EXERCISE DETAILS | Tally how many lines of these entries hold the string "this". Return the number alone.

EXTRACTED ENTRIES |
------------------------
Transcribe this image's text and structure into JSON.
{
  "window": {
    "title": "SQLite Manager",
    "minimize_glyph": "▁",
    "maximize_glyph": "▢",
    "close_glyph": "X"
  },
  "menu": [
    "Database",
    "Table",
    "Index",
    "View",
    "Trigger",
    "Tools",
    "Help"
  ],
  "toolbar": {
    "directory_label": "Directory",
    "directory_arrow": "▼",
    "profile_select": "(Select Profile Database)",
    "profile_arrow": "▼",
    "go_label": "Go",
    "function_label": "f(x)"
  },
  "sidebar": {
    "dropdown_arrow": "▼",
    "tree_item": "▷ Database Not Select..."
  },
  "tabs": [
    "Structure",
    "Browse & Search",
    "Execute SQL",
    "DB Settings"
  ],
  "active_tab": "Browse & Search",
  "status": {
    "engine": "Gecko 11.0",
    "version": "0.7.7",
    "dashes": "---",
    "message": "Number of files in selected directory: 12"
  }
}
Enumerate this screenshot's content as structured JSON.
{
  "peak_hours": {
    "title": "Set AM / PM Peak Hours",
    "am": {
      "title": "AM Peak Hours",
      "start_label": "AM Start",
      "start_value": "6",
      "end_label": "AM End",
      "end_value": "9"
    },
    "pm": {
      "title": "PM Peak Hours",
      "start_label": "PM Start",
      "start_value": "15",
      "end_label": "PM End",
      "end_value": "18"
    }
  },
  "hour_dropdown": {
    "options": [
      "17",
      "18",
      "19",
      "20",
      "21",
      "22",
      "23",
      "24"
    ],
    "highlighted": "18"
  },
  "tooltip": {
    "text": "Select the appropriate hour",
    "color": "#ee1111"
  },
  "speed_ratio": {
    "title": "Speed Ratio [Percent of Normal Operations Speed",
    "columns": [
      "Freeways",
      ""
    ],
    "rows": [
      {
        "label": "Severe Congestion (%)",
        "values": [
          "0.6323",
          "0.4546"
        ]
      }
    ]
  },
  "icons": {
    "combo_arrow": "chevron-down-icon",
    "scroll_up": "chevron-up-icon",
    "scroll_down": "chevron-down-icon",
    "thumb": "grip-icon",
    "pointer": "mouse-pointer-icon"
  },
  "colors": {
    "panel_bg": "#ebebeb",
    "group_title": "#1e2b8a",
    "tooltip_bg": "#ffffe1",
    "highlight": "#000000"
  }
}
------------------------
OUTPUT BELOW | 2